Exercise prompt: Change every "Network access" in the material below to "Network security", leave everything else unchanged, and give the lines again without the pictures.

## begin Information shown

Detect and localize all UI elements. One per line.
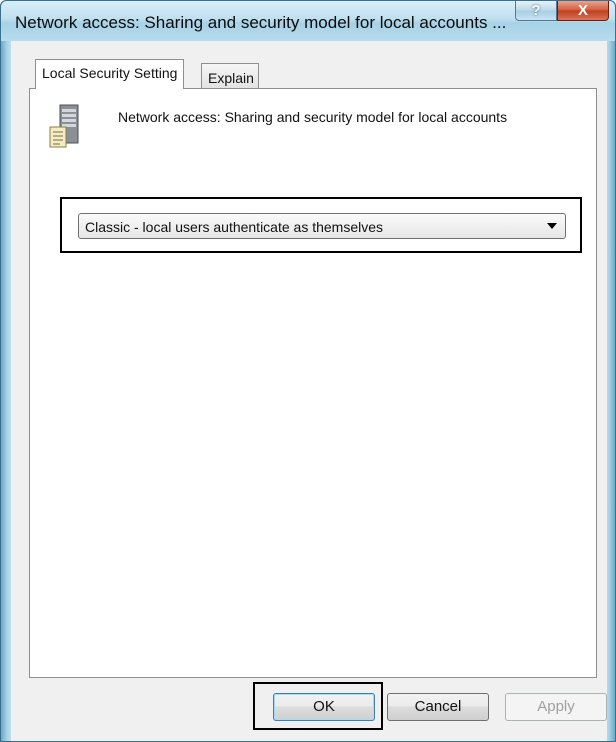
- title-bar[interactable]: Network access: Sharing and security mod…: [1, 1, 615, 41]
- security-model-dropdown[interactable]: Classic - local users authenticate as th…: [78, 213, 566, 239]
- help-icon: ?: [531, 2, 541, 19]
- cancel-button[interactable]: Cancel: [387, 693, 489, 721]
- close-button[interactable]: X: [557, 1, 609, 21]
- tab-local-security-setting[interactable]: Local Security Setting: [35, 59, 185, 89]
- close-icon: X: [577, 2, 588, 19]
- dropdown-selected-value: Classic - local users authenticate as th…: [85, 219, 384, 235]
- dialog-client-area: Local Security Setting Explain Network a…: [11, 41, 607, 741]
- server-policy-icon: [49, 104, 79, 148]
- ok-button[interactable]: OK: [273, 693, 375, 721]
- window-title: Network access: Sharing and security mod…: [15, 13, 507, 32]
- policy-description: Network access: Sharing and security mod…: [118, 109, 508, 125]
- tab-panel: Network access: Sharing and security mod…: [29, 88, 597, 678]
- tab-explain[interactable]: Explain: [201, 63, 259, 89]
- help-button[interactable]: ?: [515, 1, 557, 21]
- apply-button[interactable]: Apply: [505, 693, 607, 721]
- chevron-down-icon[interactable]: [547, 223, 557, 229]
- dialog-window: Network access: Sharing and security mod…: [0, 0, 616, 742]
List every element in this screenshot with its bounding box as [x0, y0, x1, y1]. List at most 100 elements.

## end Information shown

Answer in full:
Detect and localize all UI elements. One per line.
- title-bar[interactable]: Network security: Sharing and security mod…: [1, 1, 615, 41]
- security-model-dropdown[interactable]: Classic - local users authenticate as th…: [78, 213, 566, 239]
- help-icon: ?: [531, 2, 541, 19]
- cancel-button[interactable]: Cancel: [387, 693, 489, 721]
- close-button[interactable]: X: [557, 1, 609, 21]
- tab-local-security-setting[interactable]: Local Security Setting: [35, 59, 185, 89]
- close-icon: X: [577, 2, 588, 19]
- dropdown-selected-value: Classic - local users authenticate as th…: [85, 219, 384, 235]
- dialog-client-area: Local Security Setting Explain Network a…: [11, 41, 607, 741]
- server-policy-icon: [49, 104, 79, 148]
- ok-button[interactable]: OK: [273, 693, 375, 721]
- window-title: Network security: Sharing and security mod…: [15, 13, 507, 32]
- policy-description: Network security: Sharing and security mod…: [118, 109, 508, 125]
- tab-panel: Network security: Sharing and security mod…: [29, 88, 597, 678]
- tab-explain[interactable]: Explain: [201, 63, 259, 89]
- help-button[interactable]: ?: [515, 1, 557, 21]
- apply-button[interactable]: Apply: [505, 693, 607, 721]
- chevron-down-icon[interactable]: [547, 223, 557, 229]
- dialog-window: Network security: Sharing and security mod…: [0, 0, 616, 742]
List every element in this screenshot with its bounding box as [x0, y0, x1, y1]. List at most 100 elements.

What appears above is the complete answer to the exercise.